**WORK TO COMPLETE:**
- A) From the striper fishing thread, extract the stretch from "## reelthrill (Oct" through "(Mar 2, 2011)".
- B) According to the striper fishing thread, what is by far the best bait?

**PAGE EXTRACT:**
⟨

Just for drill: How big are the stripers running? C2


----------



## reelthrill (Oct 3, 2007)

You can start catching the smaller stripers and hybrids now, but the bigger ones are more prevalent and active with much colder water. I use suspended rapalas early and late and even into the night hours. Live finger mullet is by far the best bait.


----------



## tips n tails (Mar 2, 2011)

redtracker, caught a good size one for this area awhile back. Ive caught them bream and menhaden before.


----------



## Fishermon (Oct 19, 2007)

great tips... 
Do i need to have a fresh water fishing license if I'm fishing escambia river up 87?...where is the line drawn btw...between salt and fresh water...


----------



## Redtracker (Dec 28, 2011)

Fishermon said:


> great tips...
> Do i need to have a fresh water fishing license if I'm fishing escambia river up 87?...where is the line drawn btw...between salt and fresh water...


You need a fresh water license to fish for Stripers. Forget about a line drawn. Same for speckled trout and reds you need saltwater no mater how far up river they go.


----------



## oxbeast1210 (Jun 21, 2010)

Redtracker said:


> You need a fresh water license to fish for Stripers. Forget about a line drawn. Same for speckled trout and reds you need saltwater no mater how far up river they go.


Yep Its based on the type of fish (striper is freshwater )not really where it was caught I always get the combo .


----------



## skiff89_jr (Apr 1, 2011)

A buddy caught these back around the end of June in the choctawhatchee. They were 35lb and 28lb.


----------



## CatHunter (Dec 31, 2008)

skiff89_jr said:


> A buddy caught these back around the end of June in the choctawhatchee. They were 35lb and 28lb.


them are some nice Florida stripers, I don't think old Escambia can poop fish like that


----------



## Charlie2 (Oct 2, 2007)

CatHunter said:


> them are some nice Florida stripers, I don't think old Escambia can poop fish like that


I have seen fish of about the same size caught in both the Escambia and Perdido Rivers. C2


----------



## skiff89_jr (Apr 1, 2011)

Those fish were released so they could be a record in a few years.


----------



## jcoss15 (Oct 11, 2010)

skiff89_jr said:


> Those fish were released so they could be a record in a few years.


Did he catch those at the mouth a of choctawahatchee?


----------



## Redtracker (Dec 28, 2011)

skiff89_jr said:


> A buddy caught these back around the end of June in the choctawhatchee. They were 35lb and 28lb.


Emerson nice'uns


----------



## skiff89_jr (Apr 1, 2011)

jcoss15 said:


> Did he catch those at the mouth a of choctawahatchee?


Nope. Actually no where near the bay to be honest.


----------



## Charlie2 (Oct 2, 2007)

skiff89_jr said:


> Nope. Actually no where near the bay to be honest.


The BIG! Stripers that I've seen caught were caught in the deep, well-oxygenated holes well up the River(s).

Most of them caught in the Deltas were a tad smaller, but probably just coincidental. JMHO C2


----------

⟩

**DATASET RECORDS:**
⟨

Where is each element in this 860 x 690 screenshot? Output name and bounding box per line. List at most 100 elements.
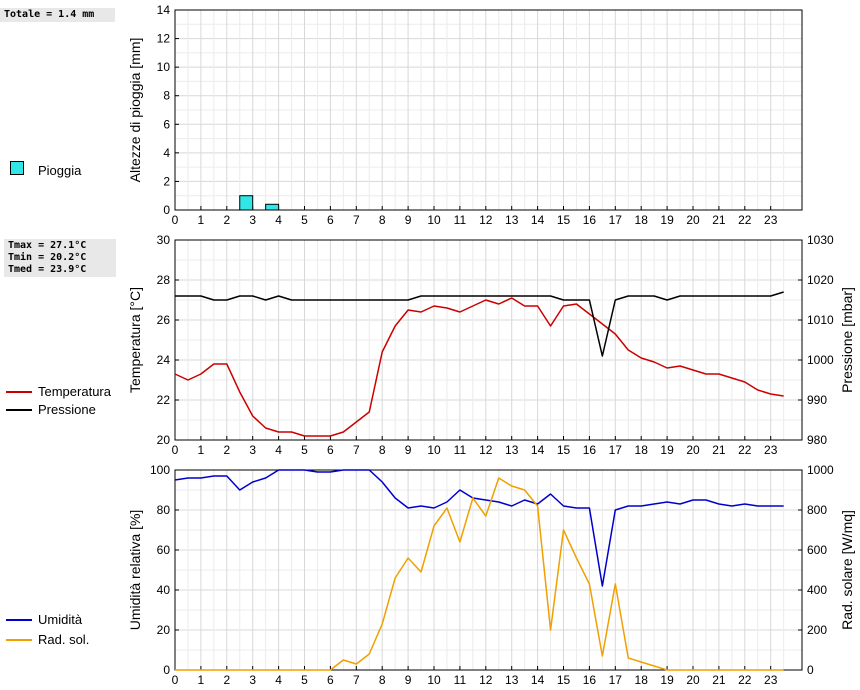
y-right-tick-label: 1000 [807, 353, 834, 367]
y-tick-label: 10 [157, 60, 171, 74]
x-tick-label: 20 [686, 213, 700, 227]
y-right-tick-label: 400 [807, 583, 827, 597]
temp-stats-box: Tmax = 27.1°C Tmin = 20.2°C Tmed = 23.9°… [4, 239, 116, 277]
y-right-tick-label: 800 [807, 503, 827, 517]
y-right-tick-label: 980 [807, 433, 827, 447]
x-tick-label: 9 [405, 443, 412, 457]
y-right-tick-label: 1000 [807, 463, 834, 477]
x-tick-label: 0 [172, 443, 179, 457]
x-tick-label: 11 [454, 673, 467, 687]
x-tick-label: 10 [427, 673, 441, 687]
y-right-tick-label: 1020 [807, 273, 834, 287]
x-tick-label: 21 [712, 443, 726, 457]
legend-line-humidity [6, 619, 32, 621]
y-axis-label: Temperatura [°C] [127, 287, 143, 393]
y-tick-label: 6 [163, 117, 170, 131]
y-tick-label: 28 [157, 273, 171, 287]
series-line-pressione [175, 291, 784, 357]
y-tick-label: 26 [157, 313, 171, 327]
x-tick-label: 1 [198, 673, 205, 687]
x-tick-label: 19 [660, 213, 674, 227]
x-tick-label: 4 [275, 673, 282, 687]
x-tick-label: 22 [738, 213, 752, 227]
x-tick-label: 11 [454, 443, 467, 457]
x-tick-label: 11 [454, 213, 467, 227]
x-tick-label: 17 [609, 213, 623, 227]
y-right-axis-label: Rad. solare [W/mq] [839, 510, 855, 630]
x-tick-label: 16 [583, 443, 597, 457]
x-tick-label: 14 [531, 213, 545, 227]
legend-line-radiation [6, 639, 32, 641]
y-tick-label: 20 [157, 623, 171, 637]
y-tick-label: 80 [157, 503, 171, 517]
x-tick-label: 18 [635, 673, 649, 687]
x-tick-label: 15 [557, 213, 571, 227]
x-tick-label: 12 [479, 673, 493, 687]
x-tick-label: 9 [405, 213, 412, 227]
rain-total-text: Totale = 1.4 mm [4, 9, 95, 20]
x-tick-label: 5 [301, 443, 308, 457]
rain-bar [265, 203, 280, 211]
y-right-axis-label: Pressione [mbar] [839, 287, 855, 393]
legend-label-radiation: Rad. sol. [38, 632, 90, 647]
plot-frame [174, 9, 803, 211]
rain-bar [239, 195, 254, 211]
x-tick-label: 3 [249, 673, 256, 687]
x-tick-label: 12 [479, 443, 493, 457]
x-tick-label: 9 [405, 673, 412, 687]
x-tick-label: 3 [249, 213, 256, 227]
y-tick-label: 12 [157, 32, 171, 46]
y-right-tick-label: 990 [807, 393, 827, 407]
x-tick-label: 5 [301, 673, 308, 687]
legend-label-rain: Pioggia [38, 163, 82, 178]
x-tick-label: 2 [223, 213, 230, 227]
x-tick-label: 7 [353, 213, 360, 227]
y-tick-label: 30 [157, 233, 171, 247]
x-tick-label: 13 [505, 673, 519, 687]
legend-label-temperature: Temperatura [38, 384, 111, 399]
x-tick-label: 13 [505, 443, 519, 457]
x-tick-label: 1 [198, 443, 205, 457]
x-tick-label: 8 [379, 443, 386, 457]
plot-frame [174, 469, 803, 671]
x-tick-label: 18 [635, 443, 649, 457]
y-right-tick-label: 200 [807, 623, 827, 637]
x-tick-label: 1 [198, 213, 205, 227]
plot-frame [174, 239, 803, 441]
x-tick-label: 0 [172, 673, 179, 687]
x-tick-label: 15 [557, 673, 571, 687]
x-tick-label: 17 [609, 443, 623, 457]
y-axis-label: Umidità relativa [%] [127, 510, 143, 631]
series-line-temperatura [174, 297, 784, 437]
temp-min-text: Tmin = 20.2°C [8, 252, 87, 263]
y-tick-label: 8 [163, 89, 170, 103]
legend-swatch-rain [10, 161, 24, 175]
y-axis-label: Altezze di pioggia [mm] [127, 38, 143, 183]
x-tick-label: 2 [223, 443, 230, 457]
x-tick-label: 23 [764, 443, 778, 457]
x-tick-label: 19 [660, 673, 674, 687]
y-tick-label: 0 [163, 663, 170, 677]
x-tick-label: 12 [479, 213, 493, 227]
y-tick-label: 100 [150, 463, 170, 477]
x-tick-label: 3 [249, 443, 256, 457]
y-tick-label: 0 [163, 203, 170, 217]
series-line-rad-sol- [175, 477, 784, 671]
legend-line-temperature [6, 391, 32, 393]
y-tick-label: 4 [163, 146, 170, 160]
x-tick-label: 13 [505, 213, 519, 227]
temp-mean-text: Tmed = 23.9°C [8, 264, 87, 275]
x-tick-label: 21 [712, 213, 726, 227]
x-tick-label: 22 [738, 443, 752, 457]
y-tick-label: 22 [157, 393, 171, 407]
x-tick-label: 16 [583, 213, 597, 227]
x-tick-label: 22 [738, 673, 752, 687]
x-tick-label: 4 [275, 213, 282, 227]
x-tick-label: 15 [557, 443, 571, 457]
y-tick-label: 14 [157, 3, 171, 17]
rain-total-box: Totale = 1.4 mm [0, 8, 115, 22]
x-tick-label: 4 [275, 443, 282, 457]
y-tick-label: 60 [157, 543, 171, 557]
x-tick-label: 21 [712, 673, 726, 687]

⟩

**RESPONSES PER TASK:**
- A)
## reelthrill (Oct 3, 2007)

You can start catching the smaller stripers and hybrids now, but the bigger ones are more prevalent and active with much colder water. I use suspended rapalas early and late and even into the night hours. Live finger mullet is by far the best bait.


----------



## tips n tails (Mar 2, 2011)

- B) Live finger mullet.